Required work: Repeat every line of the listing below exactly, minus the pictures.

The records:
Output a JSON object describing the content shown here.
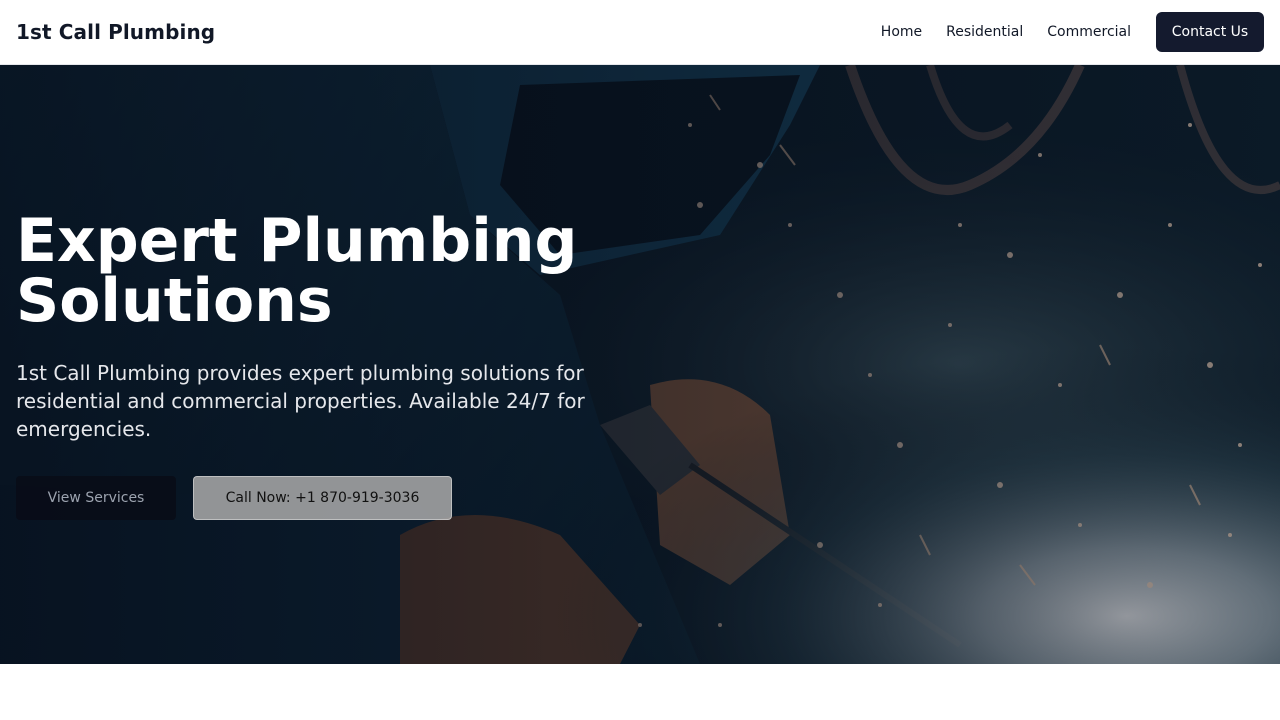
{
  "header": {
    "brand": "1st Call Plumbing",
    "nav": [
      "Home",
      "Residential",
      "Commercial"
    ],
    "contact_label": "Contact Us"
  },
  "hero": {
    "title_line1": "Expert Plumbing",
    "title_line2": "Solutions",
    "description": "1st Call Plumbing provides expert plumbing solutions for residential and commercial properties. Available 24/7 for emergencies.",
    "services_label": "View Services",
    "call_label": "Call Now: +1 870-919-3036",
    "background_image": "welder-sparks-photo"
  },
  "colors": {
    "brand_dark": "#141a2e",
    "header_bg": "#ffffff",
    "hero_text": "#ffffff"
  }
}
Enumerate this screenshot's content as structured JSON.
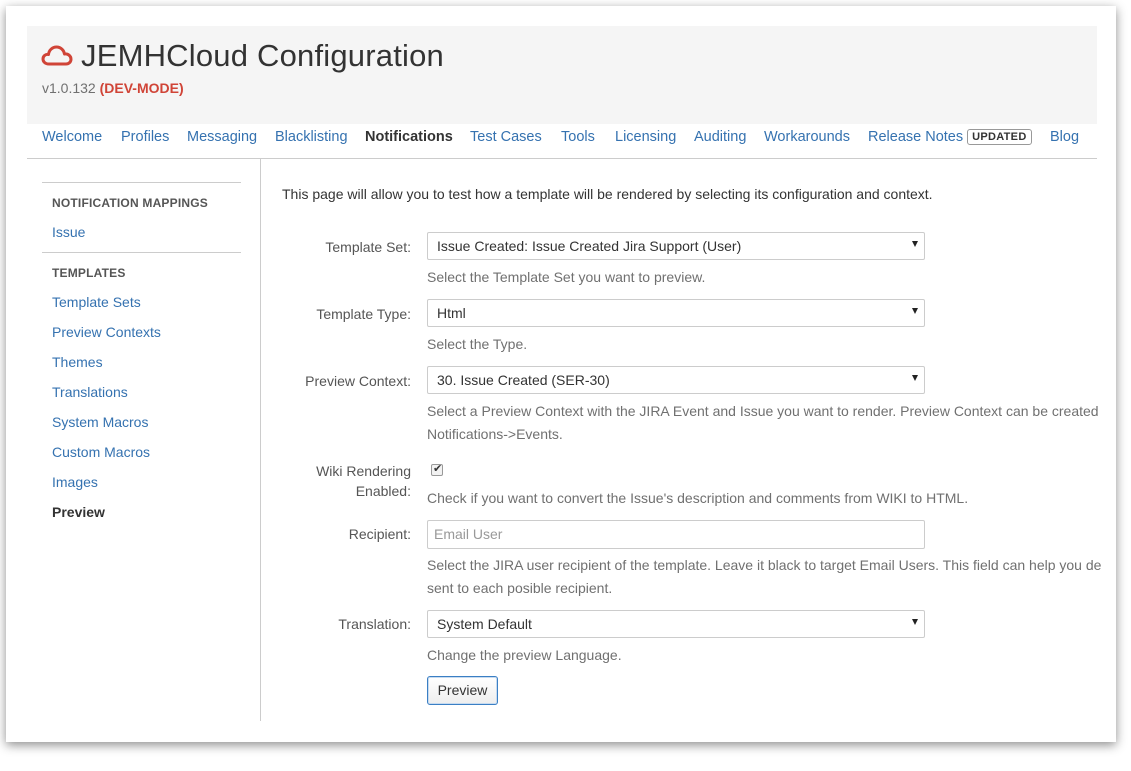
{
  "header": {
    "title": "JEMHCloud Configuration",
    "version": "v1.0.132",
    "dev_mode": "(DEV-MODE)",
    "logo_icon": "cloud-icon",
    "brand_color": "#d04437"
  },
  "nav": {
    "items": [
      {
        "label": "Welcome"
      },
      {
        "label": "Profiles"
      },
      {
        "label": "Messaging"
      },
      {
        "label": "Blacklisting"
      },
      {
        "label": "Notifications",
        "active": true
      },
      {
        "label": "Test Cases"
      },
      {
        "label": "Tools"
      },
      {
        "label": "Licensing"
      },
      {
        "label": "Auditing"
      },
      {
        "label": "Workarounds"
      },
      {
        "label": "Release Notes",
        "badge": "UPDATED"
      },
      {
        "label": "Blog"
      }
    ]
  },
  "sidebar": {
    "sections": [
      {
        "heading": "NOTIFICATION MAPPINGS",
        "links": [
          "Issue"
        ]
      },
      {
        "heading": "TEMPLATES",
        "links": [
          "Template Sets",
          "Preview Contexts",
          "Themes",
          "Translations",
          "System Macros",
          "Custom Macros",
          "Images",
          "Preview"
        ]
      }
    ],
    "current": "Preview"
  },
  "main": {
    "intro": "This page will allow you to test how a template will be rendered by selecting its configuration and context.",
    "template_set": {
      "label": "Template Set:",
      "value": "Issue Created: Issue Created Jira Support (User)",
      "help": "Select the Template Set you want to preview."
    },
    "template_type": {
      "label": "Template Type:",
      "value": "Html",
      "help": "Select the Type."
    },
    "preview_context": {
      "label": "Preview Context:",
      "value": "30. Issue Created (SER-30)",
      "help_line1": "Select a Preview Context with the JIRA Event and Issue you want to render. Preview Context can be created",
      "help_line2": "Notifications->Events."
    },
    "wiki_rendering": {
      "label_line1": "Wiki Rendering",
      "label_line2": "Enabled:",
      "checked": true,
      "help": "Check if you want to convert the Issue's description and comments from WIKI to HTML."
    },
    "recipient": {
      "label": "Recipient:",
      "placeholder": "Email User",
      "help_line1": "Select the JIRA user recipient of the template. Leave it black to target Email Users. This field can help you de",
      "help_line2": "sent to each posible recipient."
    },
    "translation": {
      "label": "Translation:",
      "value": "System Default",
      "help": "Change the preview Language."
    },
    "preview_button": "Preview"
  },
  "colors": {
    "link": "#3572b0",
    "header_bg": "#f5f5f5",
    "button_border": "#3b7fc4"
  }
}
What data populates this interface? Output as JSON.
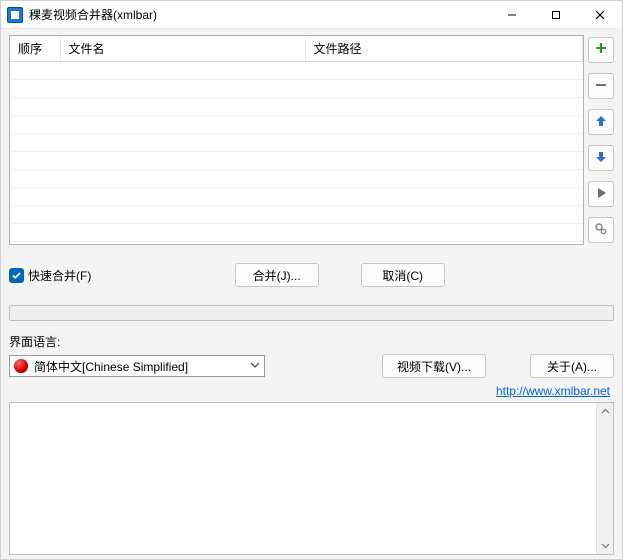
{
  "title": "稞麦视频合并器(xmlbar)",
  "columns": {
    "order": "顺序",
    "name": "文件名",
    "path": "文件路径"
  },
  "rows": [],
  "tools": {
    "add": "add",
    "remove": "remove",
    "up": "up",
    "down": "down",
    "play": "play",
    "settings": "settings"
  },
  "checkbox": {
    "label": "快速合并(F)",
    "checked": true
  },
  "buttons": {
    "merge": "合并(J)...",
    "cancel": "取消(C)",
    "download": "视频下载(V)...",
    "about": "关于(A)..."
  },
  "language": {
    "label": "界面语言:",
    "selected": "简体中文[Chinese Simplified]"
  },
  "link": {
    "text": "http://www.xmlbar.net"
  },
  "colors": {
    "accent": "#0067c0",
    "add_green": "#1aa01a",
    "arrow_blue": "#2f6fd0",
    "play_gray": "#6d6d6d"
  }
}
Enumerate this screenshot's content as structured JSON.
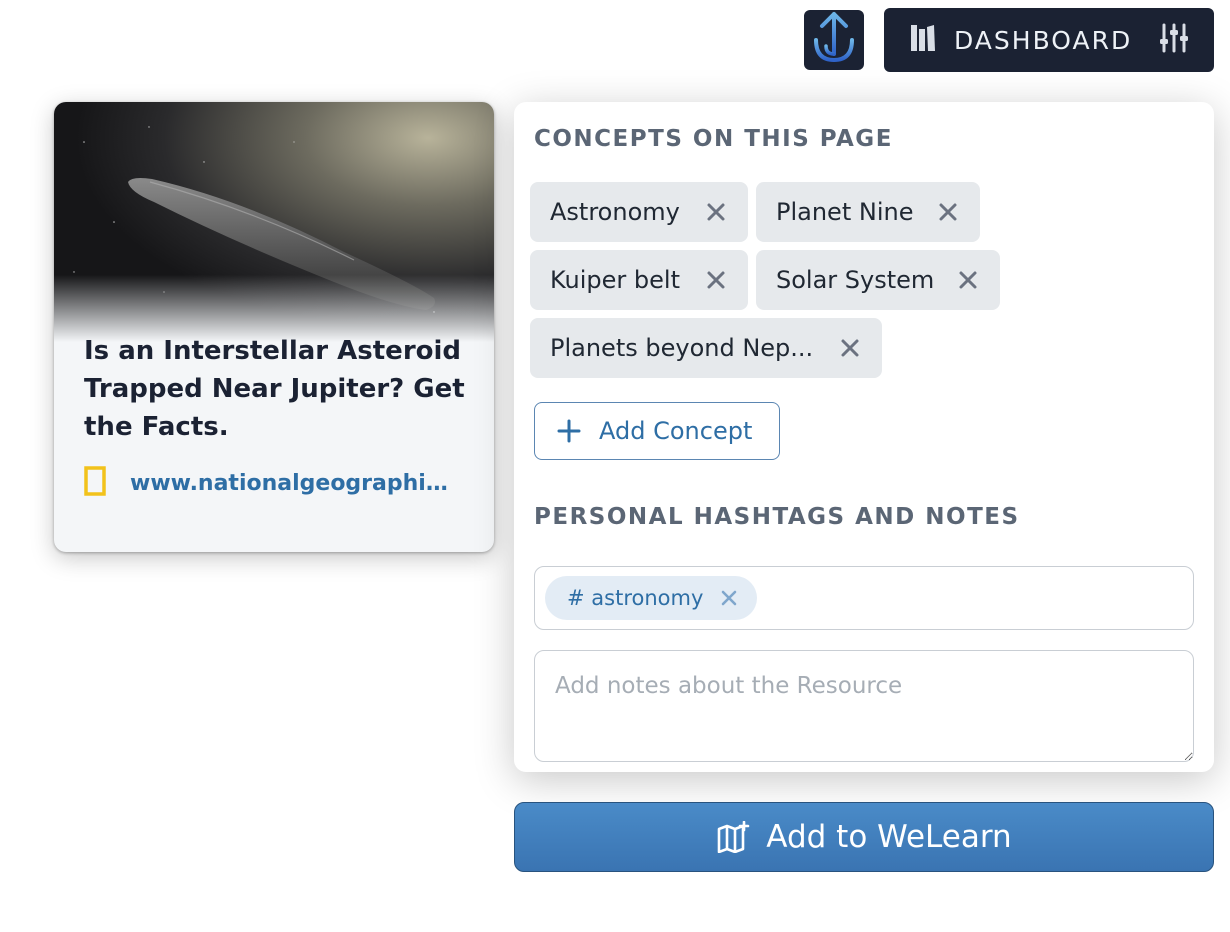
{
  "header": {
    "logo_icon": "anchor-icon",
    "dashboard_label": "DASHBOARD",
    "dashboard_icon": "bookshelf-icon",
    "settings_icon": "sliders-icon"
  },
  "resource": {
    "title": "Is an Interstellar Asteroid Trapped Near Jupiter? Get the Facts.",
    "source_url": "www.nationalgeographic.com",
    "source_icon": "national-geographic-icon"
  },
  "concepts": {
    "heading": "CONCEPTS ON THIS PAGE",
    "items": [
      {
        "label": "Astronomy"
      },
      {
        "label": "Planet Nine"
      },
      {
        "label": "Kuiper belt"
      },
      {
        "label": "Solar System"
      },
      {
        "label": "Planets beyond Nep..."
      }
    ],
    "add_label": "Add Concept"
  },
  "personal": {
    "heading": "PERSONAL HASHTAGS AND NOTES",
    "hashtags": [
      {
        "label": "# astronomy"
      }
    ],
    "notes_placeholder": "Add notes about the Resource",
    "notes_value": ""
  },
  "actions": {
    "add_to_welearn_label": "Add to WeLearn"
  },
  "colors": {
    "dark_navy": "#1b2233",
    "accent_blue": "#2e6ea5",
    "primary_button": "#3f7fbf",
    "chip_bg": "#e6e9ec"
  }
}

Answer to this task:
Output a JSON object describing the content shown here.
{
  "header": {
    "brand": "1st Call Plumbing",
    "nav": [
      "Home",
      "Residential",
      "Commercial"
    ],
    "contact_label": "Contact Us"
  },
  "hero": {
    "title_line1": "Expert Plumbing",
    "title_line2": "Solutions",
    "description": "1st Call Plumbing provides expert plumbing solutions for residential and commercial properties. Available 24/7 for emergencies.",
    "services_label": "View Services",
    "call_label": "Call Now: +1 870-919-3036",
    "background_image": "welder-sparks-photo"
  },
  "colors": {
    "brand_dark": "#141a2e",
    "header_bg": "#ffffff",
    "hero_text": "#ffffff"
  }
}
Enumerate this screenshot's content as structured JSON.
{
  "header": {
    "title": "JEMHCloud Configuration",
    "version": "v1.0.132",
    "dev_mode": "(DEV-MODE)",
    "logo_icon": "cloud-icon",
    "brand_color": "#d04437"
  },
  "nav": {
    "items": [
      {
        "label": "Welcome"
      },
      {
        "label": "Profiles"
      },
      {
        "label": "Messaging"
      },
      {
        "label": "Blacklisting"
      },
      {
        "label": "Notifications",
        "active": true
      },
      {
        "label": "Test Cases"
      },
      {
        "label": "Tools"
      },
      {
        "label": "Licensing"
      },
      {
        "label": "Auditing"
      },
      {
        "label": "Workarounds"
      },
      {
        "label": "Release Notes",
        "badge": "UPDATED"
      },
      {
        "label": "Blog"
      }
    ]
  },
  "sidebar": {
    "sections": [
      {
        "heading": "NOTIFICATION MAPPINGS",
        "links": [
          "Issue"
        ]
      },
      {
        "heading": "TEMPLATES",
        "links": [
          "Template Sets",
          "Preview Contexts",
          "Themes",
          "Translations",
          "System Macros",
          "Custom Macros",
          "Images",
          "Preview"
        ]
      }
    ],
    "current": "Preview"
  },
  "main": {
    "intro": "This page will allow you to test how a template will be rendered by selecting its configuration and context.",
    "template_set": {
      "label": "Template Set:",
      "value": "Issue Created: Issue Created Jira Support (User)",
      "help": "Select the Template Set you want to preview."
    },
    "template_type": {
      "label": "Template Type:",
      "value": "Html",
      "help": "Select the Type."
    },
    "preview_context": {
      "label": "Preview Context:",
      "value": "30. Issue Created (SER-30)",
      "help_line1": "Select a Preview Context with the JIRA Event and Issue you want to render. Preview Context can be created",
      "help_line2": "Notifications->Events."
    },
    "wiki_rendering": {
      "label_line1": "Wiki Rendering",
      "label_line2": "Enabled:",
      "checked": true,
      "help": "Check if you want to convert the Issue's description and comments from WIKI to HTML."
    },
    "recipient": {
      "label": "Recipient:",
      "placeholder": "Email User",
      "help_line1": "Select the JIRA user recipient of the template. Leave it black to target Email Users. This field can help you de",
      "help_line2": "sent to each posible recipient."
    },
    "translation": {
      "label": "Translation:",
      "value": "System Default",
      "help": "Change the preview Language."
    },
    "preview_button": "Preview"
  },
  "colors": {
    "link": "#3572b0",
    "header_bg": "#f5f5f5",
    "button_border": "#3b7fc4"
  }
}
What data populates this interface? Output as JSON.
{
  "title": "稞麦视频合并器(xmlbar)",
  "columns": {
    "order": "顺序",
    "name": "文件名",
    "path": "文件路径"
  },
  "rows": [],
  "tools": {
    "add": "add",
    "remove": "remove",
    "up": "up",
    "down": "down",
    "play": "play",
    "settings": "settings"
  },
  "checkbox": {
    "label": "快速合并(F)",
    "checked": true
  },
  "buttons": {
    "merge": "合并(J)...",
    "cancel": "取消(C)",
    "download": "视频下载(V)...",
    "about": "关于(A)..."
  },
  "language": {
    "label": "界面语言:",
    "selected": "简体中文[Chinese Simplified]"
  },
  "link": {
    "text": "http://www.xmlbar.net"
  },
  "colors": {
    "accent": "#0067c0",
    "add_green": "#1aa01a",
    "arrow_blue": "#2f6fd0",
    "play_gray": "#6d6d6d"
  }
}
Enumerate this screenshot's content as structured JSON.
{
  "header": {
    "logo_icon": "anchor-icon",
    "dashboard_label": "DASHBOARD",
    "dashboard_icon": "bookshelf-icon",
    "settings_icon": "sliders-icon"
  },
  "resource": {
    "title": "Is an Interstellar Asteroid Trapped Near Jupiter? Get the Facts.",
    "source_url": "www.nationalgeographic.com",
    "source_icon": "national-geographic-icon"
  },
  "concepts": {
    "heading": "CONCEPTS ON THIS PAGE",
    "items": [
      {
        "label": "Astronomy"
      },
      {
        "label": "Planet Nine"
      },
      {
        "label": "Kuiper belt"
      },
      {
        "label": "Solar System"
      },
      {
        "label": "Planets beyond Nep..."
      }
    ],
    "add_label": "Add Concept"
  },
  "personal": {
    "heading": "PERSONAL HASHTAGS AND NOTES",
    "hashtags": [
      {
        "label": "# astronomy"
      }
    ],
    "notes_placeholder": "Add notes about the Resource",
    "notes_value": ""
  },
  "actions": {
    "add_to_welearn_label": "Add to WeLearn"
  },
  "colors": {
    "dark_navy": "#1b2233",
    "accent_blue": "#2e6ea5",
    "primary_button": "#3f7fbf",
    "chip_bg": "#e6e9ec"
  }
}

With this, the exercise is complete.